Lilacroses · 18/09/2013 16:43

Just stop it Op and move on. Every single person is saying the same thing and that is actually quite rare on Aibu! People have these little "moments" and let each other down in small ways all the time. It is hardly something to dwell on. You are starting to remind me of my neighbour who hasn't spoken to me in weeks since I told her I disliked the fence she had put up between our gardens.....but that's a whole different thread! Move on.

Binkybix · 18/09/2013 16:44

YABU and a bit odd.

AllOverIt · 18/09/2013 16:48

YABU. You sound like the childish one. Why could you not have just talked to get face to face to tell her you were miffed about her last minute change of plans, and then moved on. All this passive aggressive ignoring, and then getting annoyed that she hasn't noticed. Urgh.

You sound like real hard work

MissMalonex2 · 18/09/2013 16:49

Ooo you sound v unreasonable and high maintenance - Megan sounds v patient, I would prob have used it as an excuse to distance myself from you...

pigletmania · 18/09/2013 16:49

You totally overreacted. Nothing wrong or bitchy about her reply. You do sound like you have I shoos.

Ginocchio · 18/09/2013 16:49

TeaAndABiscuit Yes, I thought that. I've just found it and although the details aren't exactly the same, it does sound remarkably like OP's friend's point of view.

pigletmania · 18/09/2013 16:50

I agree missmalone, Megan sounds quite reasonable

TheOneWithTheHair · 18/09/2013 16:58

Link please Ginocchio?

exexpat · 18/09/2013 17:00

Why does not being in contact for two weeks mean you have fallen out? Do you normally spend all day texting each other?

LegArmpits · 18/09/2013 17:03

OP you sound like a nightmare.

maddening · 18/09/2013 17:08

Yabu - it was a leaving do for someone going away for a year so that was understandable- you overreacted after a stoney silence from you and two apologies from her.

Sounds like she let it go and hadn't fallen out with you as you had in your mind.

maddening · 18/09/2013 17:09

Yabu - it was a leaving do for someone going away for a year so that was understandable- you overreacted after a stoney silence from you and two apologies from her.

__PROVIDED MATERIAL__
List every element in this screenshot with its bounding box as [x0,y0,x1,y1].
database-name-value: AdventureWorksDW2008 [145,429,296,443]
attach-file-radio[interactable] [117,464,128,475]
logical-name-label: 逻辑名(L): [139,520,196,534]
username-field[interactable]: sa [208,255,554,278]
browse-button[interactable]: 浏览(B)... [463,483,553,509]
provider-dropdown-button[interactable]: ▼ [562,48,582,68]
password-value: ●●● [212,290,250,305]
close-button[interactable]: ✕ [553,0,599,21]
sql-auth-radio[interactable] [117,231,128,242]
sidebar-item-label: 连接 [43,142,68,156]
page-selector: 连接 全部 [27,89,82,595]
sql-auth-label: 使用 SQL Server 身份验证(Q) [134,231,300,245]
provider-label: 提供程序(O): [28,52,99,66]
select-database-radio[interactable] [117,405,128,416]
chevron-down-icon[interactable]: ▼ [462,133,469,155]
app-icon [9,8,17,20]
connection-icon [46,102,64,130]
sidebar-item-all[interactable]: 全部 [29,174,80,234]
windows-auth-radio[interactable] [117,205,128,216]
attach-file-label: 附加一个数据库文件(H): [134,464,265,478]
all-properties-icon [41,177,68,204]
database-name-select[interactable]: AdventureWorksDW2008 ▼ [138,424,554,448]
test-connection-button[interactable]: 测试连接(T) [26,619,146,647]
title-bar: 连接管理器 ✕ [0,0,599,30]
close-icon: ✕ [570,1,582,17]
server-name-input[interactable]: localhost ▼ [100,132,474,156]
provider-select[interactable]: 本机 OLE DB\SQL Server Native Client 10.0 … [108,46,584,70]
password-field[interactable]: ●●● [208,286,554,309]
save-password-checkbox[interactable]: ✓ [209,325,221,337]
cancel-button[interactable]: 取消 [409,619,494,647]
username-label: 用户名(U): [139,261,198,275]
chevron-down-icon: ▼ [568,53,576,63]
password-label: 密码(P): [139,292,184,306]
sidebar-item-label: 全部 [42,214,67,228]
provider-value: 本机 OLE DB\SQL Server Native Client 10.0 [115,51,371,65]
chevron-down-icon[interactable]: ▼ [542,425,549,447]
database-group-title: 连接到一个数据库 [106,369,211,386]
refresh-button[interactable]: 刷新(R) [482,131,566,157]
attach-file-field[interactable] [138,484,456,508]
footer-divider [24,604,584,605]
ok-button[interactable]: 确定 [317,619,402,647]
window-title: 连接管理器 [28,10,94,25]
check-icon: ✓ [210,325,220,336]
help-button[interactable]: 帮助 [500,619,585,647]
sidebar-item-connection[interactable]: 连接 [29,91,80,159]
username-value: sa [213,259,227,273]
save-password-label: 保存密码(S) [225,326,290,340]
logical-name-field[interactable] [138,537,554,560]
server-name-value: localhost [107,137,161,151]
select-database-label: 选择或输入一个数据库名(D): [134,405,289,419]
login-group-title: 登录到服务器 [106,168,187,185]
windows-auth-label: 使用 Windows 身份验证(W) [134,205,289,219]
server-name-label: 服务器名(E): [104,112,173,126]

__WHAT YOU NEED TO DO__
**A.** Give the usernames of everyone who posted in the forum thread at 16:49.
**B.** Reproduce the forum thread word for word from "OP you sound" to "in your mind.".
**C.** Go on with the forum thread about the original poster's falling-out with Megan, picking up after its last post.
The items are separate material with no connection to the forum thread.

__ANSWERS TO THE PROBLEMS__
**A.** MissMalonex2, pigletmania, Ginocchio

**B.**
OP you sound like a nightmare.

maddening · 18/09/2013 17:08

Yabu - it was a leaving do for someone going away for a year so that was understandable- you overreacted after a stoney silence from you and two apologies from her.

Sounds like she let it go and hadn't fallen out with you as you had in your mind.

**C.**
Sounds like she let it go and hadn't fallen out with you as you had in your mind.

TeamSouthfields · 18/09/2013 17:17

U are the childish one!

TootiesFrootie · 18/09/2013 17:19

Sorry OP but it is another YABU.
I think all her texts have been ok. I wouldn't have had a problem with her cancelling the meal either - she had a good reason and you were going out in a group with other friends.

I think you have been a bit mean to her. Ignoring her original apologies wasn't nice.

If I were you I would apologise to her and say that you have had a rethink and can now see that you have been rude.

TootiesFrootie · 18/09/2013 17:21

Is it possible this is a reverse thread.

I am almost hoping, for the OPs sake, that it is Sad

ThatVikRinA22 · 18/09/2013 17:30

i cant see what the issue you have with your friend is at all? she let you know in advance that a friend who she wont see for a year happened to be having a leaving do that same day - given the cirumstances she chose to go to that (presumably she can see you before this friend again?)

you took offence and sulked and ignored her for 2 weeks.
you made a huge deal of it.
you text saying lets put it behind us.
she said something along lines of ok then, i didnt fall you with you anyway but yes lets move on....

why exactly are you annoyed? its a bit unfathomable. she has agreed to what you suggested - i dont get it?

BrianTheMole · 18/09/2013 17:35

So you ignored her last text even though she apologised to you. And then when you finally text her she tells you she hadn't fallen with you anyway. Sounds like she is being the adult here.

TonytheFish · 18/09/2013 18:10

Yabu, and sound very hard work.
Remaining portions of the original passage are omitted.